> Given instruction
Images should be left out, and everything else in the listing reproduced exactly.

*****

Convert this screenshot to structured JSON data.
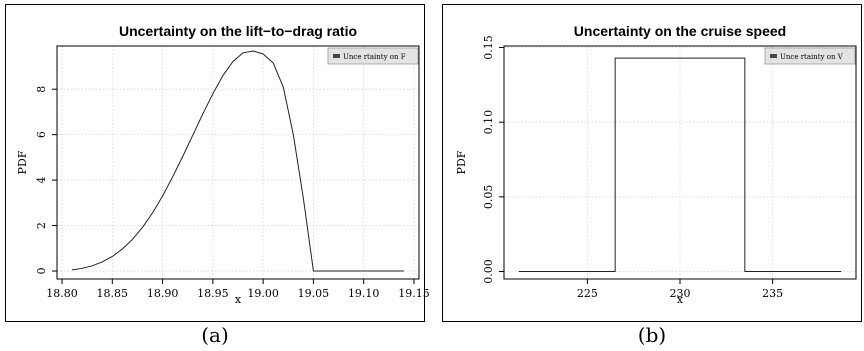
{
  "chart_data": [
    {
      "type": "line",
      "title": "Uncertainty on the lift−to−drag ratio",
      "xlabel": "x",
      "ylabel": "PDF",
      "xlim": [
        18.795,
        19.155
      ],
      "ylim": [
        -0.35,
        9.9
      ],
      "xticks": [
        18.8,
        18.85,
        18.9,
        18.95,
        19.0,
        19.05,
        19.1,
        19.15
      ],
      "xtick_labels": [
        "18.80",
        "18.85",
        "18.90",
        "18.95",
        "19.00",
        "19.05",
        "19.10",
        "19.15"
      ],
      "yticks": [
        0,
        2,
        4,
        6,
        8
      ],
      "ytick_labels": [
        "0",
        "2",
        "4",
        "6",
        "8"
      ],
      "grid": true,
      "legend": {
        "position": "top-right",
        "entries": [
          "Unce rtainty on F"
        ]
      },
      "series": [
        {
          "name": "Unce rtainty on F",
          "x": [
            18.81,
            18.82,
            18.83,
            18.84,
            18.85,
            18.86,
            18.87,
            18.88,
            18.89,
            18.9,
            18.91,
            18.92,
            18.93,
            18.94,
            18.95,
            18.96,
            18.97,
            18.98,
            18.99,
            19.0,
            19.01,
            19.02,
            19.03,
            19.04,
            19.05,
            19.06,
            19.08,
            19.1,
            19.12,
            19.14
          ],
          "y": [
            0.05,
            0.12,
            0.23,
            0.4,
            0.64,
            0.97,
            1.39,
            1.92,
            2.56,
            3.3,
            4.14,
            5.04,
            5.97,
            6.91,
            7.8,
            8.6,
            9.22,
            9.6,
            9.68,
            9.55,
            9.15,
            8.1,
            6.0,
            3.2,
            0.0,
            0.0,
            0.0,
            0.0,
            0.0,
            0.0
          ]
        }
      ]
    },
    {
      "type": "line",
      "title": "Uncertainty on the cruise speed",
      "xlabel": "x",
      "ylabel": "PDF",
      "xlim": [
        220.5,
        239.5
      ],
      "ylim": [
        -0.005,
        0.151
      ],
      "xticks": [
        225,
        230,
        235
      ],
      "xtick_labels": [
        "225",
        "230",
        "235"
      ],
      "yticks": [
        0.0,
        0.05,
        0.1,
        0.15
      ],
      "ytick_labels": [
        "0.00",
        "0.05",
        "0.10",
        "0.15"
      ],
      "grid": true,
      "legend": {
        "position": "top-right",
        "entries": [
          "Unce rtainty on V"
        ]
      },
      "series": [
        {
          "name": "Unce rtainty on V",
          "x": [
            221.3,
            226.5,
            226.5,
            233.5,
            233.5,
            238.7
          ],
          "y": [
            0.0,
            0.0,
            0.1429,
            0.1429,
            0.0,
            0.0
          ]
        }
      ]
    }
  ],
  "captions": [
    "(a)",
    "(b)"
  ]
}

*****

> Solution for this problem
Convert this screenshot to structured JSON data.
{
  "chart_data": [
    {
      "type": "line",
      "title": "Uncertainty on the lift−to−drag ratio",
      "xlabel": "x",
      "ylabel": "PDF",
      "xlim": [
        18.795,
        19.155
      ],
      "ylim": [
        -0.35,
        9.9
      ],
      "xticks": [
        18.8,
        18.85,
        18.9,
        18.95,
        19.0,
        19.05,
        19.1,
        19.15
      ],
      "xtick_labels": [
        "18.80",
        "18.85",
        "18.90",
        "18.95",
        "19.00",
        "19.05",
        "19.10",
        "19.15"
      ],
      "yticks": [
        0,
        2,
        4,
        6,
        8
      ],
      "ytick_labels": [
        "0",
        "2",
        "4",
        "6",
        "8"
      ],
      "grid": true,
      "legend": {
        "position": "top-right",
        "entries": [
          "Unce rtainty on F"
        ]
      },
      "series": [
        {
          "name": "Unce rtainty on F",
          "x": [
            18.81,
            18.82,
            18.83,
            18.84,
            18.85,
            18.86,
            18.87,
            18.88,
            18.89,
            18.9,
            18.91,
            18.92,
            18.93,
            18.94,
            18.95,
            18.96,
            18.97,
            18.98,
            18.99,
            19.0,
            19.01,
            19.02,
            19.03,
            19.04,
            19.05,
            19.06,
            19.08,
            19.1,
            19.12,
            19.14
          ],
          "y": [
            0.05,
            0.12,
            0.23,
            0.4,
            0.64,
            0.97,
            1.39,
            1.92,
            2.56,
            3.3,
            4.14,
            5.04,
            5.97,
            6.91,
            7.8,
            8.6,
            9.22,
            9.6,
            9.68,
            9.55,
            9.15,
            8.1,
            6.0,
            3.2,
            0.0,
            0.0,
            0.0,
            0.0,
            0.0,
            0.0
          ]
        }
      ]
    },
    {
      "type": "line",
      "title": "Uncertainty on the cruise speed",
      "xlabel": "x",
      "ylabel": "PDF",
      "xlim": [
        220.5,
        239.5
      ],
      "ylim": [
        -0.005,
        0.151
      ],
      "xticks": [
        225,
        230,
        235
      ],
      "xtick_labels": [
        "225",
        "230",
        "235"
      ],
      "yticks": [
        0.0,
        0.05,
        0.1,
        0.15
      ],
      "ytick_labels": [
        "0.00",
        "0.05",
        "0.10",
        "0.15"
      ],
      "grid": true,
      "legend": {
        "position": "top-right",
        "entries": [
          "Unce rtainty on V"
        ]
      },
      "series": [
        {
          "name": "Unce rtainty on V",
          "x": [
            221.3,
            226.5,
            226.5,
            233.5,
            233.5,
            238.7
          ],
          "y": [
            0.0,
            0.0,
            0.1429,
            0.1429,
            0.0,
            0.0
          ]
        }
      ]
    }
  ],
  "captions": [
    "(a)",
    "(b)"
  ]
}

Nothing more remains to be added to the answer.